* [DATASET EXCERPTS]:
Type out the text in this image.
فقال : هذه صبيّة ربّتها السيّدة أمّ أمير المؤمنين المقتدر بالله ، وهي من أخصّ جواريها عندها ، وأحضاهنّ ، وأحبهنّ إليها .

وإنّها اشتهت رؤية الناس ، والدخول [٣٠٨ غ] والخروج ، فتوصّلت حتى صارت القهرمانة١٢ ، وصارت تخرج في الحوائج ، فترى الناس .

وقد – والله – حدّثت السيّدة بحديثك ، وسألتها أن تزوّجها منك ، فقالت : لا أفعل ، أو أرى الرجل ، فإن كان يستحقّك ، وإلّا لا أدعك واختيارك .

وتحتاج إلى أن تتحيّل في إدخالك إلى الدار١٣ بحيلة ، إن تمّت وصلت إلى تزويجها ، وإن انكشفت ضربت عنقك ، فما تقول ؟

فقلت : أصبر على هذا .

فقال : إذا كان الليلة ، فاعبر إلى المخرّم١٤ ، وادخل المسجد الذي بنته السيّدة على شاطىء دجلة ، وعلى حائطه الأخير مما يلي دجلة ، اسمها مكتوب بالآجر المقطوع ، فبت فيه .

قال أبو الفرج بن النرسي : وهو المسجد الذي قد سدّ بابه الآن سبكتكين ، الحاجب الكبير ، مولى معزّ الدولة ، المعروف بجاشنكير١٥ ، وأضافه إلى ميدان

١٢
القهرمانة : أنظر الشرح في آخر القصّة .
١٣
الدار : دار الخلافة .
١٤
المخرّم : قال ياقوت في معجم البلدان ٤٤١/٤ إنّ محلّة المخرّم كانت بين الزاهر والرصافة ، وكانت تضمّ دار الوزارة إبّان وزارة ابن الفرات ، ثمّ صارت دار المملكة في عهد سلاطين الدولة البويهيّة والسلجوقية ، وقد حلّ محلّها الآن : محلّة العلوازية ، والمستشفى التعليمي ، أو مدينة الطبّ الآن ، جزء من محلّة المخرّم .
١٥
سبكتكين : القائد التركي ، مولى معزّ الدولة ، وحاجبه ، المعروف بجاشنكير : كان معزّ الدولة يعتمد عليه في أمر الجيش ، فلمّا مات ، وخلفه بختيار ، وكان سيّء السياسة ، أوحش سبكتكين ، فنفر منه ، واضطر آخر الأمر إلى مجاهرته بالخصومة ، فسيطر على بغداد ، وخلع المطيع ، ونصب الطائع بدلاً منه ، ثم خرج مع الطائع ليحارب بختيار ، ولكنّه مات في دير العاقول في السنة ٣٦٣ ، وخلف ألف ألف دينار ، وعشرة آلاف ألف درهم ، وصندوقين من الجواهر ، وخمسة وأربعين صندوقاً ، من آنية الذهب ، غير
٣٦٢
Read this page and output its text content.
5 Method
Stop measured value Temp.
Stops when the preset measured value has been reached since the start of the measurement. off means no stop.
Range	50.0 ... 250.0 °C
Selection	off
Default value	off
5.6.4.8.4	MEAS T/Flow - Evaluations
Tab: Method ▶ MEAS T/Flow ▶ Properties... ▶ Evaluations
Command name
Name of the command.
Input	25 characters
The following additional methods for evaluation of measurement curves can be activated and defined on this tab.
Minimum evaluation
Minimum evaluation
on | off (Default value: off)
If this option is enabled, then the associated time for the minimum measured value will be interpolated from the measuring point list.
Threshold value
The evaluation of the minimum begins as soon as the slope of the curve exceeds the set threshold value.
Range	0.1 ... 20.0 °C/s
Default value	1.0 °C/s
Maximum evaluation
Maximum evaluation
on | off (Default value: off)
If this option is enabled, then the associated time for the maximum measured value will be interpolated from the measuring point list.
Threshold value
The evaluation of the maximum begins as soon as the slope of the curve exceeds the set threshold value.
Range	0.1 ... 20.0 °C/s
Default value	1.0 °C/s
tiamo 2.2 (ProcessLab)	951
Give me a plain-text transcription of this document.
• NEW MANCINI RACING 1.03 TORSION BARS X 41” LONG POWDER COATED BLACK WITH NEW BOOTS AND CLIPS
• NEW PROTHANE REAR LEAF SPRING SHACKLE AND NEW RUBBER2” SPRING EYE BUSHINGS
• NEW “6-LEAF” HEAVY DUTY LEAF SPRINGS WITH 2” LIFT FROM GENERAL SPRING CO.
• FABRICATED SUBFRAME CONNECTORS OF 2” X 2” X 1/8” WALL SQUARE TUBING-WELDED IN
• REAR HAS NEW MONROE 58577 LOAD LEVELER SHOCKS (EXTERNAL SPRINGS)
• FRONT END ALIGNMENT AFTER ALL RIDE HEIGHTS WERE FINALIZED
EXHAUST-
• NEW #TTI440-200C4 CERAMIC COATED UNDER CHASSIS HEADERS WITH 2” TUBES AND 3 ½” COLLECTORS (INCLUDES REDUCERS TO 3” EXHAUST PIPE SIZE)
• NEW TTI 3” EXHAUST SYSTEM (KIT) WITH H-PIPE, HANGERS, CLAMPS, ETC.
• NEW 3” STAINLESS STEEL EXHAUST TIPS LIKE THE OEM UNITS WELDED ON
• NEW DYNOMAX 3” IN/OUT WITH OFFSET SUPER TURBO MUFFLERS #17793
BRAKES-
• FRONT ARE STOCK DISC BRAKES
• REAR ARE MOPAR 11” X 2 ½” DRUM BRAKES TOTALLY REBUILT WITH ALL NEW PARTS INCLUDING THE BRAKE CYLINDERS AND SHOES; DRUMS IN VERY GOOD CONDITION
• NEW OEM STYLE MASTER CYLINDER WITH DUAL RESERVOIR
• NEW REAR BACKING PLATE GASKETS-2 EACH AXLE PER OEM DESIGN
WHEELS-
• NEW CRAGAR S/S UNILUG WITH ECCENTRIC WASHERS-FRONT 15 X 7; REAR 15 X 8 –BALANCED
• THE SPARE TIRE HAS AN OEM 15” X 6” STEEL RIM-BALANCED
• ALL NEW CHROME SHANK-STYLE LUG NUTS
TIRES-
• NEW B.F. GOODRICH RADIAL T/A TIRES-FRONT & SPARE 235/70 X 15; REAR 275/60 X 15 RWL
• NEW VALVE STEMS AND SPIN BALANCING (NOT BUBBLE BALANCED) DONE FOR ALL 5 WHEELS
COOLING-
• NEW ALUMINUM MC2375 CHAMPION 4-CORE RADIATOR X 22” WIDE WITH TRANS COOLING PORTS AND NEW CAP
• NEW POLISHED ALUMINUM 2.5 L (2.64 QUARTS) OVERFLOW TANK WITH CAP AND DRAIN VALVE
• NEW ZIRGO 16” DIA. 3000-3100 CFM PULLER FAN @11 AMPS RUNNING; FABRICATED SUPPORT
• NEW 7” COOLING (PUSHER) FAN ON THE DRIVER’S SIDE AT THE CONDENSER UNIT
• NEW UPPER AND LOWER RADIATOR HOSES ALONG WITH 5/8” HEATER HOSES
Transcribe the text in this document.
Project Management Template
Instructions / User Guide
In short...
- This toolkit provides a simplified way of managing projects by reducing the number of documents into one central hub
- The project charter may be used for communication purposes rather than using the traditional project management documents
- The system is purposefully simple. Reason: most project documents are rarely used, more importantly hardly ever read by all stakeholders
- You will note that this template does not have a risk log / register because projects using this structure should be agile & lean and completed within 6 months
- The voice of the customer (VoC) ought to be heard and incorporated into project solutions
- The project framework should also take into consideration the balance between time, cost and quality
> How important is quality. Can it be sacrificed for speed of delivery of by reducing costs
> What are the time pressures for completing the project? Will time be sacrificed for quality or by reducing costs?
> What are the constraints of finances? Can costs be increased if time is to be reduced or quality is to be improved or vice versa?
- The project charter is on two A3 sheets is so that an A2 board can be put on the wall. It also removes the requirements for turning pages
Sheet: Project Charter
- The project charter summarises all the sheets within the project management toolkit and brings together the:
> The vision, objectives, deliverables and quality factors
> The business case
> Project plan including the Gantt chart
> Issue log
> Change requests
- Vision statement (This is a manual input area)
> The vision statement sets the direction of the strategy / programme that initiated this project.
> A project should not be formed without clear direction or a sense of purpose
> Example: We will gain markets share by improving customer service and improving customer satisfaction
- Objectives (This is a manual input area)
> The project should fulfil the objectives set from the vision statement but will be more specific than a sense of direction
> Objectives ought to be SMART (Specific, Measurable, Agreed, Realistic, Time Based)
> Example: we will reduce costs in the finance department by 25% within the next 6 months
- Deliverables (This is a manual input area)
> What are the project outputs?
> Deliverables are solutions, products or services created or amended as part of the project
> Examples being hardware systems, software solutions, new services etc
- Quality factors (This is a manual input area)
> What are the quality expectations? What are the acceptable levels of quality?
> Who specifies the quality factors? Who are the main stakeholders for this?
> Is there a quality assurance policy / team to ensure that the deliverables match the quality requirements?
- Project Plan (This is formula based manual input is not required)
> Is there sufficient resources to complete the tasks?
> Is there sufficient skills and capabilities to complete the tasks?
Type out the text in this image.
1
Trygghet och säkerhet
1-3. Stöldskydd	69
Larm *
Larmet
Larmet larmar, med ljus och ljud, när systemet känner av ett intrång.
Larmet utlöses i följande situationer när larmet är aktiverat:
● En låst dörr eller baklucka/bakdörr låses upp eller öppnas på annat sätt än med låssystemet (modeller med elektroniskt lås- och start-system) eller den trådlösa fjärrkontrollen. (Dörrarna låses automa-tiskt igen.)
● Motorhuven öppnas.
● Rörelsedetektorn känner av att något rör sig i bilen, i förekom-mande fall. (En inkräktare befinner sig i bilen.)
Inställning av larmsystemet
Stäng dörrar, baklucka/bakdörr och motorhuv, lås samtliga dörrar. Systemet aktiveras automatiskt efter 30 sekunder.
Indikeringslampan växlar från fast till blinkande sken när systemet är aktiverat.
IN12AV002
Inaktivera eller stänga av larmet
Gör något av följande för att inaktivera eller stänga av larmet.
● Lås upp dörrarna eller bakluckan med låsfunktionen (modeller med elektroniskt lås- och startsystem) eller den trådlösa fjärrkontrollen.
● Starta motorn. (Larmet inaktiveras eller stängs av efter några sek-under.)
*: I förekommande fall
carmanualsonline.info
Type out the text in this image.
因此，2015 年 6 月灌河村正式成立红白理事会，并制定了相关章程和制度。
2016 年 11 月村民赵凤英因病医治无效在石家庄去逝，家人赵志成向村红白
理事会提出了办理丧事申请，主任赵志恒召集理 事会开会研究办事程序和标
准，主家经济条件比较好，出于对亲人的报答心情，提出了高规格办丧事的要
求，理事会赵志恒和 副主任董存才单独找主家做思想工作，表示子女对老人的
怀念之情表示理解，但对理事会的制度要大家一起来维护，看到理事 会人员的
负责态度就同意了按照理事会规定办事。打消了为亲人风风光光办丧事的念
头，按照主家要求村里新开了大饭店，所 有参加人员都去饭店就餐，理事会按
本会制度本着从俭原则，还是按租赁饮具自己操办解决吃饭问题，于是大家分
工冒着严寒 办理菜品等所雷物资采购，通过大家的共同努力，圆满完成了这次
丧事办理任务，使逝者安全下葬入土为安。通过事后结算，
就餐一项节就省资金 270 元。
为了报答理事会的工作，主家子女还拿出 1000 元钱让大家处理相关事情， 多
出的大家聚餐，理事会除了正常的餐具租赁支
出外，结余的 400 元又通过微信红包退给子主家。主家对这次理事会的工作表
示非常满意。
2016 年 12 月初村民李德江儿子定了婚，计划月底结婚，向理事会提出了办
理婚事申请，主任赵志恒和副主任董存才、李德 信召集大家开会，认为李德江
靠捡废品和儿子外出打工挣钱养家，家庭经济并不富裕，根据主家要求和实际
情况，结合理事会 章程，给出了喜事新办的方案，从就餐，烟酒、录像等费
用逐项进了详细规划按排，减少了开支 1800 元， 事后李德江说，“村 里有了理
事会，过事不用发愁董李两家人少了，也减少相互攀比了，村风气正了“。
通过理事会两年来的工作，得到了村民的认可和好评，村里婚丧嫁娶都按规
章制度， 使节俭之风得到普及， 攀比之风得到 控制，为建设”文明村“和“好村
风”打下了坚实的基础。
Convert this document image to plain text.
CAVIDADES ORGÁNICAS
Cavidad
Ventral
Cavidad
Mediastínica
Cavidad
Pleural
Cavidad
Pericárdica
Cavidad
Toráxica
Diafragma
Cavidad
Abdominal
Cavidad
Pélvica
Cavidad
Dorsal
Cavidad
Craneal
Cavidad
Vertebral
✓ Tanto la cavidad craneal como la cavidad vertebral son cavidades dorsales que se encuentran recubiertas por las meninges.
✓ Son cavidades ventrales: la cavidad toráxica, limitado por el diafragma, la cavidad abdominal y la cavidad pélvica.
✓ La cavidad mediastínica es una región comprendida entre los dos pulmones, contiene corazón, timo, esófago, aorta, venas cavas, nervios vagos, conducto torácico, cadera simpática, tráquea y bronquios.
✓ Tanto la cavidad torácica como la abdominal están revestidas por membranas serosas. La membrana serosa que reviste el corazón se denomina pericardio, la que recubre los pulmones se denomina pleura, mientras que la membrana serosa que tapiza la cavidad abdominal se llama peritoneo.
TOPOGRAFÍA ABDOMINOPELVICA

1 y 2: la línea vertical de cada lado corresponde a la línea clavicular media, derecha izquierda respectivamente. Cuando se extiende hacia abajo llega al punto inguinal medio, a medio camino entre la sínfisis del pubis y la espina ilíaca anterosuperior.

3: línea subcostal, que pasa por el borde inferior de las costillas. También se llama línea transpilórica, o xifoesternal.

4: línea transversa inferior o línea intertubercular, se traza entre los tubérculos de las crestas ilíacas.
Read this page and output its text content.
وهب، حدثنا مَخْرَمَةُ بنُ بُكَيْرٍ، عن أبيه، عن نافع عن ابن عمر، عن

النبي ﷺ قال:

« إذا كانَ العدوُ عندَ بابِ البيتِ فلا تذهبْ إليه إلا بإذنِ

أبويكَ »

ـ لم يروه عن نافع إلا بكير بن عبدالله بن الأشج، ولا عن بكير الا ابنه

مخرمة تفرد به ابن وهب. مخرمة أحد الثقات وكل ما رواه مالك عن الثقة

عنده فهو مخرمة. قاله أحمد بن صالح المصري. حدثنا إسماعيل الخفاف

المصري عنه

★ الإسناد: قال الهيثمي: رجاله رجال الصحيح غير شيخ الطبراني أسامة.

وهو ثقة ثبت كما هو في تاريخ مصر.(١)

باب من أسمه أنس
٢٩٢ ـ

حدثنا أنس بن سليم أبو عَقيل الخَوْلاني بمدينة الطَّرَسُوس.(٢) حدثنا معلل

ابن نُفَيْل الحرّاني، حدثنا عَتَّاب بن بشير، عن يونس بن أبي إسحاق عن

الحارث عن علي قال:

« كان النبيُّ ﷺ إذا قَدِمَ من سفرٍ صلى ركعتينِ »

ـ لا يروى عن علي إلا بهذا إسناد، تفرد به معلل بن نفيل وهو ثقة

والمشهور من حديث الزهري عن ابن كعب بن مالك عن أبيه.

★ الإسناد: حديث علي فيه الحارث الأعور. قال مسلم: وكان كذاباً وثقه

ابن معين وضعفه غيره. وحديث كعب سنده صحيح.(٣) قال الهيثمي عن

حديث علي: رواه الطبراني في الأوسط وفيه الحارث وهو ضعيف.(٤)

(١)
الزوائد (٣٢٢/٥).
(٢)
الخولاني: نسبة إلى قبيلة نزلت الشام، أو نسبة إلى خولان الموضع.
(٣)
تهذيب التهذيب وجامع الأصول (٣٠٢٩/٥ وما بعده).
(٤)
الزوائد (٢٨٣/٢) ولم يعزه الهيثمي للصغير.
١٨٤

* [WORK INSTRUCTIONS]: State how many lines in the records above contain the word "direction", and give only that number.

* [RESULT OF THIS TASK]: 3